## WRITTEN TASK
In the material below, the lines containing the word "shortcut" are required; copy each of them.

## MATERIAL FOR THIS TASK
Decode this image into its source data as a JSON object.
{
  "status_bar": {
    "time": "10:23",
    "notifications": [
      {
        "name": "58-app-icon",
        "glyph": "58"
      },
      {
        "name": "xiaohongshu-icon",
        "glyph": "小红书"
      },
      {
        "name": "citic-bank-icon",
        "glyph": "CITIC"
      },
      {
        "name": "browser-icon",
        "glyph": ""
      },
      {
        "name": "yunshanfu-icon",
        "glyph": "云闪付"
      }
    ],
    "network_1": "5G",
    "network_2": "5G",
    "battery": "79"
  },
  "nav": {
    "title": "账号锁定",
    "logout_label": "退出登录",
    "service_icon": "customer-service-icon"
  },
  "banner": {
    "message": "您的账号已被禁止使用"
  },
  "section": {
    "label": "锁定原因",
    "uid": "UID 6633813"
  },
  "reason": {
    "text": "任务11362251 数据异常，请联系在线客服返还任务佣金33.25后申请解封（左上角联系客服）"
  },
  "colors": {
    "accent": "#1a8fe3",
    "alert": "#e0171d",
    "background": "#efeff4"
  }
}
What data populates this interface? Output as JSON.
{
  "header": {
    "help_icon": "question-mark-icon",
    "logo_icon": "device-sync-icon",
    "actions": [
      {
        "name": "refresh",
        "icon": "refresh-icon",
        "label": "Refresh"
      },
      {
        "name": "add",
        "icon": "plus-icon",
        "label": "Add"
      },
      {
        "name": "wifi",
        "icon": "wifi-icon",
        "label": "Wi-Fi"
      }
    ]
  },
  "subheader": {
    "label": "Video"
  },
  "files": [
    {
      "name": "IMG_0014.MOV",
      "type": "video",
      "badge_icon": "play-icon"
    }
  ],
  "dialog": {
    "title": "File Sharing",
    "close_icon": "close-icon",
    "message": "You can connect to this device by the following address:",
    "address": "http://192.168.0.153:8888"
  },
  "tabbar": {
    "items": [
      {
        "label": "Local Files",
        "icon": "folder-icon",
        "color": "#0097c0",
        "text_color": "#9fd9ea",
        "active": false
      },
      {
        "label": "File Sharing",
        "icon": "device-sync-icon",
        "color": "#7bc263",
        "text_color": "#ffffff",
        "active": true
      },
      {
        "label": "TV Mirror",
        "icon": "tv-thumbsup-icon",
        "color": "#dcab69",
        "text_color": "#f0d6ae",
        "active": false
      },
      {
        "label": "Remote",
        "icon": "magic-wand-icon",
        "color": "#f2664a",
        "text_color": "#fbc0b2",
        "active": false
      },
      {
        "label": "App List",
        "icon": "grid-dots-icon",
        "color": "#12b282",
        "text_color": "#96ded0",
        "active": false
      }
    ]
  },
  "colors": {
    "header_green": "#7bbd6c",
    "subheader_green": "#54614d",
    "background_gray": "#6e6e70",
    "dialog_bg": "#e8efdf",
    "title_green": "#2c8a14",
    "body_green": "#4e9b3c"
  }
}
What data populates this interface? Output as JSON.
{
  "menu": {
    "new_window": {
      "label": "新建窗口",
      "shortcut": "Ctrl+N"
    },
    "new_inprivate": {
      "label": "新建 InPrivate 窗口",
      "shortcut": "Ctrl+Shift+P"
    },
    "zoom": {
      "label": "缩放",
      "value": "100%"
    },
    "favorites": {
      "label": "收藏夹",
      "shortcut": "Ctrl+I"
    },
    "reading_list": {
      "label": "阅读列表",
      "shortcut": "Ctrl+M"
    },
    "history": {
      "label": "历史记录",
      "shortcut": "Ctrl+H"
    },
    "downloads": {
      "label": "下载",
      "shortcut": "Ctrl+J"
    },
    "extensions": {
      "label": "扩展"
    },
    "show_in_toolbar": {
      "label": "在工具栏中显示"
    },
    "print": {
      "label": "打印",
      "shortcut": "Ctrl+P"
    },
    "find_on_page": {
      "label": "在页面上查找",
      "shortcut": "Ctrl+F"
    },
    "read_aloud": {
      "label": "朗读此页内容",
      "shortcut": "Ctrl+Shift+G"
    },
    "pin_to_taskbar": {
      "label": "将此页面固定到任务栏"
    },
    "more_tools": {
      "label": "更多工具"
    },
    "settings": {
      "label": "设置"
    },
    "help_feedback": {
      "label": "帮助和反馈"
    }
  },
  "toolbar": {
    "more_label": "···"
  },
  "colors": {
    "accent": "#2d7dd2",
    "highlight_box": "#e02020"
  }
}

## ANSWER TO THE TASK
      "shortcut": "Ctrl+N"
      "shortcut": "Ctrl+Shift+P"
      "shortcut": "Ctrl+I"
      "shortcut": "Ctrl+M"
      "shortcut": "Ctrl+H"
      "shortcut": "Ctrl+J"
      "shortcut": "Ctrl+P"
      "shortcut": "Ctrl+F"
      "shortcut": "Ctrl+Shift+G"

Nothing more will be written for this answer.